Instructions to follow:
Find the word "this" in the records below. List each line containing it.

___ Dataset records ___

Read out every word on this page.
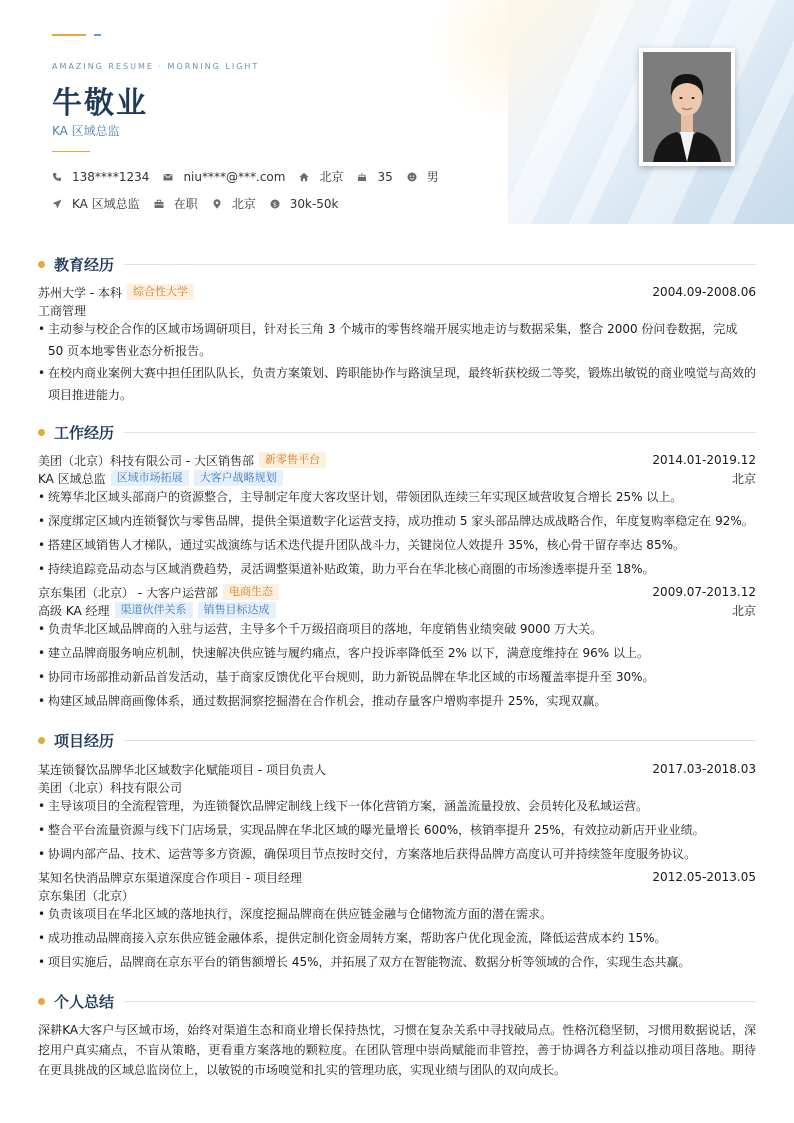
AMAZING RESUME · MORNING LIGHT
牛敬业
KA 区域总监
138****1234	niu****@***.com	北京	35	男
KA 区域总监	在职	北京	$ 30k-50k
教育经历
苏州大学 - 本科	综合性大学	2004.09-2008.06
工商管理
• 主动参与校企合作的区域市场调研项目，针对长三角 3 个城市的零售终端开展实地走访与数据采集，整合 2000 份问卷数据，完成 50 页本地零售业态分析报告。
• 在校内商业案例大赛中担任团队队长，负责方案策划、跨职能协作与路演呈现，最终斩获校级二等奖，锻炼出敏锐的商业嗅觉与高效的项目推进能力。
工作经历
美团（北京）科技有限公司 - 大区销售部	新零售平台	2014.01-2019.12
KA 区域总监	区域市场拓展	大客户战略规划	北京
• 统筹华北区域头部商户的资源整合，主导制定年度大客攻坚计划，带领团队连续三年实现区域营收复合增长 25% 以上。
• 深度绑定区域内连锁餐饮与零售品牌，提供全渠道数字化运营支持，成功推动 5 家头部品牌达成战略合作，年度复购率稳定在 92%。
• 搭建区域销售人才梯队，通过实战演练与话术迭代提升团队战斗力，关键岗位人效提升 35%，核心骨干留存率达 85%。
• 持续追踪竞品动态与区域消费趋势，灵活调整渠道补贴政策，助力平台在华北核心商圈的市场渗透率提升至 18%。
京东集团（北京） - 大客户运营部	电商生态	2009.07-2013.12
高级 KA 经理	渠道伙伴关系	销售目标达成	北京
• 负责华北区域品牌商的入驻与运营，主导多个千万级招商项目的落地，年度销售业绩突破 9000 万大关。
• 建立品牌商服务响应机制，快速解决供应链与履约痛点，客户投诉率降低至 2% 以下，满意度维持在 96% 以上。
• 协同市场部推动新品首发活动，基于商家反馈优化平台规则，助力新锐品牌在华北区域的市场覆盖率提升至 30%。
• 构建区域品牌商画像体系，通过数据洞察挖掘潜在合作机会，推动存量客户增购率提升 25%，实现双赢。
项目经历
某连锁餐饮品牌华北区域数字化赋能项目 - 项目负责人	2017.03-2018.03
美团（北京）科技有限公司
• 主导该项目的全流程管理，为连锁餐饮品牌定制线上线下一体化营销方案，涵盖流量投放、会员转化及私域运营。
• 整合平台流量资源与线下门店场景，实现品牌在华北区域的曝光量增长 600%，核销率提升 25%，有效拉动新店开业业绩。
• 协调内部产品、技术、运营等多方资源，确保项目节点按时交付，方案落地后获得品牌方高度认可并持续签年度服务协议。
某知名快消品牌京东渠道深度合作项目 - 项目经理	2012.05-2013.05
京东集团（北京）
• 负责该项目在华北区域的落地执行，深度挖掘品牌商在供应链金融与仓储物流方面的潜在需求。
• 成功推动品牌商接入京东供应链金融体系，提供定制化资金周转方案，帮助客户优化现金流，降低运营成本约 15%。
• 项目实施后，品牌商在京东平台的销售额增长 45%，并拓展了双方在智能物流、数据分析等领域的合作，实现生态共赢。
个人总结
深耕KA大客户与区域市场，始终对渠道生态和商业增长保持热忱，习惯在复杂关系中寻找破局点。性格沉稳坚韧，习惯用数据说话，深挖用户真实痛点，不盲从策略，更看重方案落地的颗粒度。在团队管理中崇尚赋能而非管控，善于协调各方利益以推动项目落地。期待在更具挑战的区域总监岗位上，以敏锐的市场嗅觉和扎实的管理功底，实现业绩与团队的双向成长。
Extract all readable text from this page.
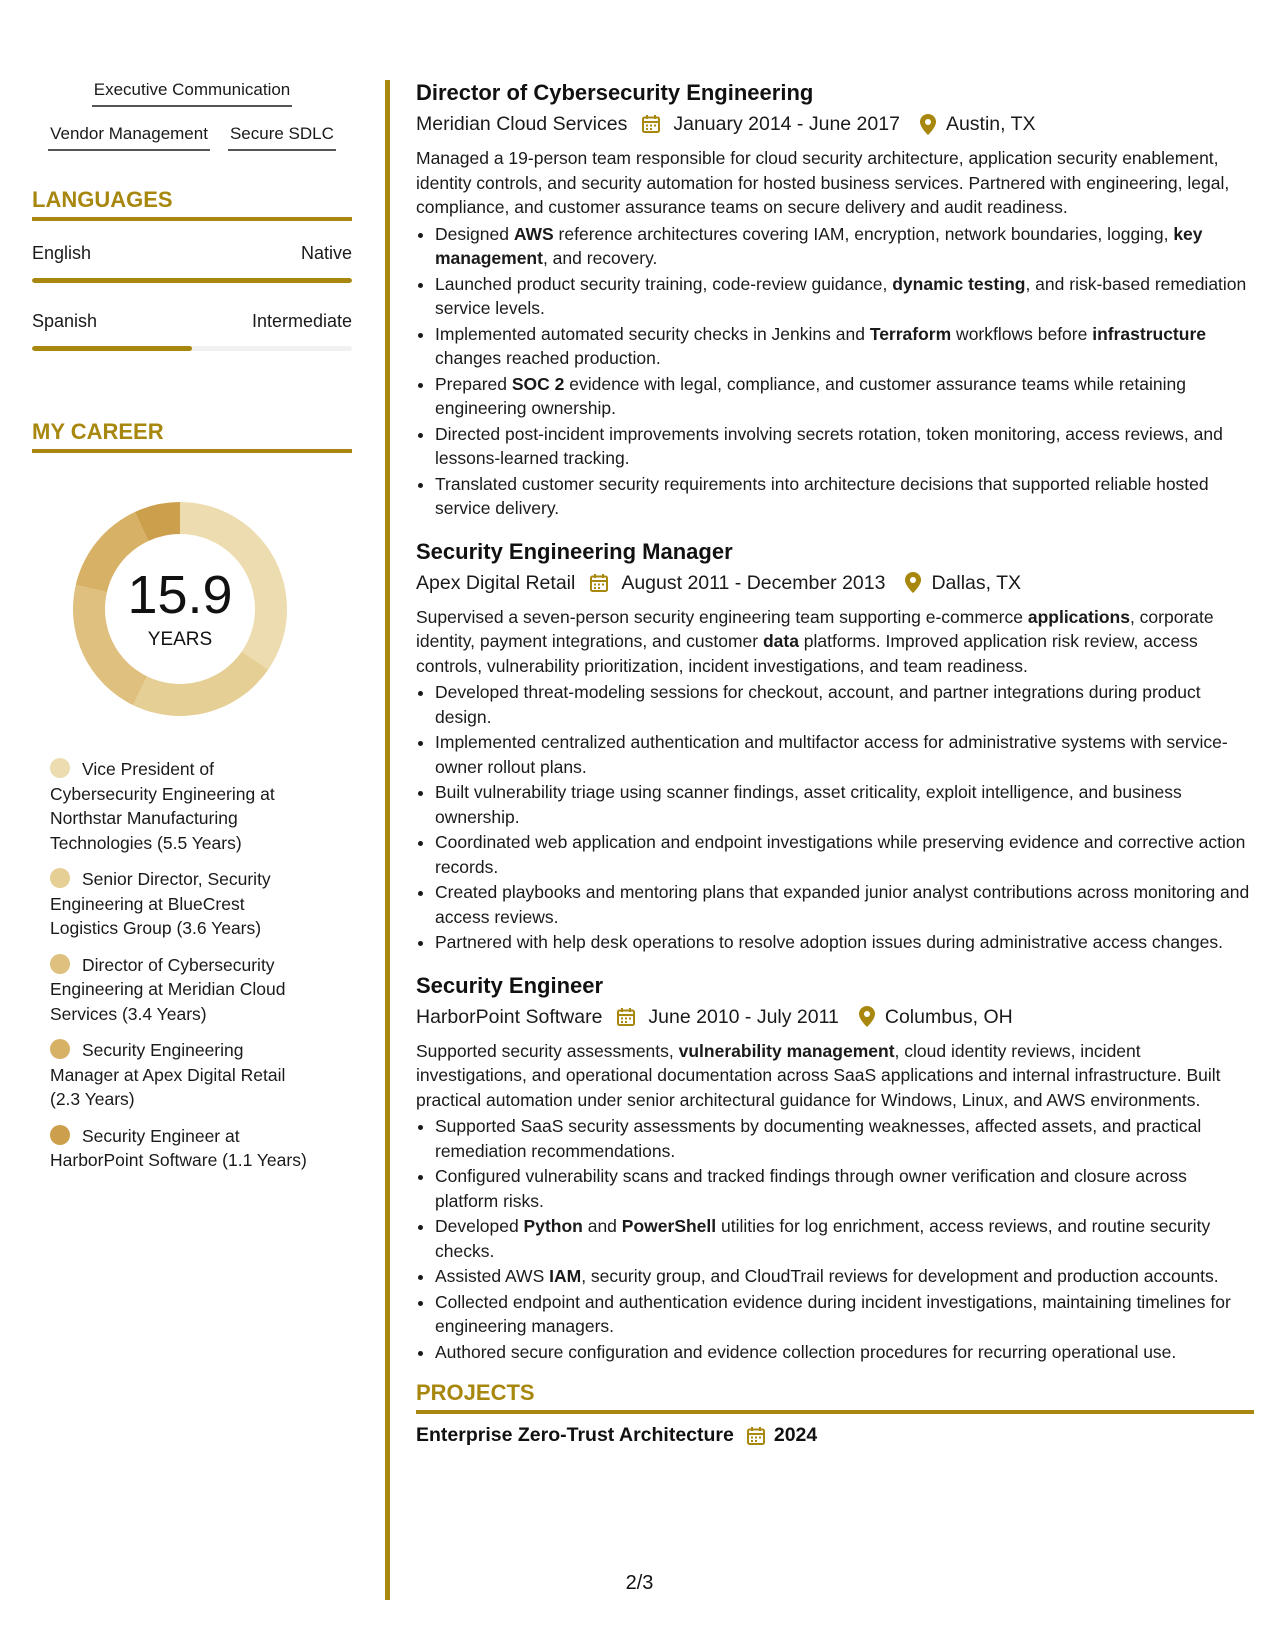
Executive Communication
Vendor Management Secure SDLC
LANGUAGES
English	Native
Spanish	Intermediate
MY CAREER
15.9
YEARS
Vice President of Cybersecurity Engineering at Northstar Manufacturing Technologies (5.5 Years)
Senior Director, Security Engineering at BlueCrest Logistics Group (3.6 Years)
Director of Cybersecurity Engineering at Meridian Cloud Services (3.4 Years)
Security Engineering Manager at Apex Digital Retail (2.3 Years)
Security Engineer at HarborPoint Software (1.1 Years)
Director of Cybersecurity Engineering
Meridian Cloud Services January 2014 - June 2017 Austin, TX

Managed a 19-person team responsible for cloud security architecture, application security enablement, identity controls, and security automation for hosted business services. Partnered with engineering, legal, compliance, and customer assurance teams on secure delivery and audit readiness.

• Designed AWS reference architectures covering IAM, encryption, network boundaries, logging, key management, and recovery.
• Launched product security training, code-review guidance, dynamic testing, and risk-based remediation service levels.
• Implemented automated security checks in Jenkins and Terraform workflows before infrastructure changes reached production.
• Prepared SOC 2 evidence with legal, compliance, and customer assurance teams while retaining engineering ownership.
• Directed post-incident improvements involving secrets rotation, token monitoring, access reviews, and lessons-learned tracking.
• Translated customer security requirements into architecture decisions that supported reliable hosted service delivery.
Security Engineering Manager
Apex Digital Retail August 2011 - December 2013 Dallas, TX

Supervised a seven-person security engineering team supporting e-commerce applications, corporate identity, payment integrations, and customer data platforms. Improved application risk review, access controls, vulnerability prioritization, incident investigations, and team readiness.

• Developed threat-modeling sessions for checkout, account, and partner integrations during product design.
• Implemented centralized authentication and multifactor access for administrative systems with service-owner rollout plans.
• Built vulnerability triage using scanner findings, asset criticality, exploit intelligence, and business ownership.
• Coordinated web application and endpoint investigations while preserving evidence and corrective action records.
• Created playbooks and mentoring plans that expanded junior analyst contributions across monitoring and access reviews.
• Partnered with help desk operations to resolve adoption issues during administrative access changes.
Security Engineer
HarborPoint Software June 2010 - July 2011 Columbus, OH

Supported security assessments, vulnerability management, cloud identity reviews, incident investigations, and operational documentation across SaaS applications and internal infrastructure. Built practical automation under senior architectural guidance for Windows, Linux, and AWS environments.

• Supported SaaS security assessments by documenting weaknesses, affected assets, and practical remediation recommendations.
• Configured vulnerability scans and tracked findings through owner verification and closure across platform risks.
• Developed Python and PowerShell utilities for log enrichment, access reviews, and routine security checks.
• Assisted AWS IAM, security group, and CloudTrail reviews for development and production accounts.
• Collected endpoint and authentication evidence during incident investigations, maintaining timelines for engineering managers.
• Authored secure configuration and evidence collection procedures for recurring operational use.
PROJECTS
Enterprise Zero-Trust Architecture 2024
2/3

___

Problem solution:
Read out every word on this page.
Extract all readable text from this page.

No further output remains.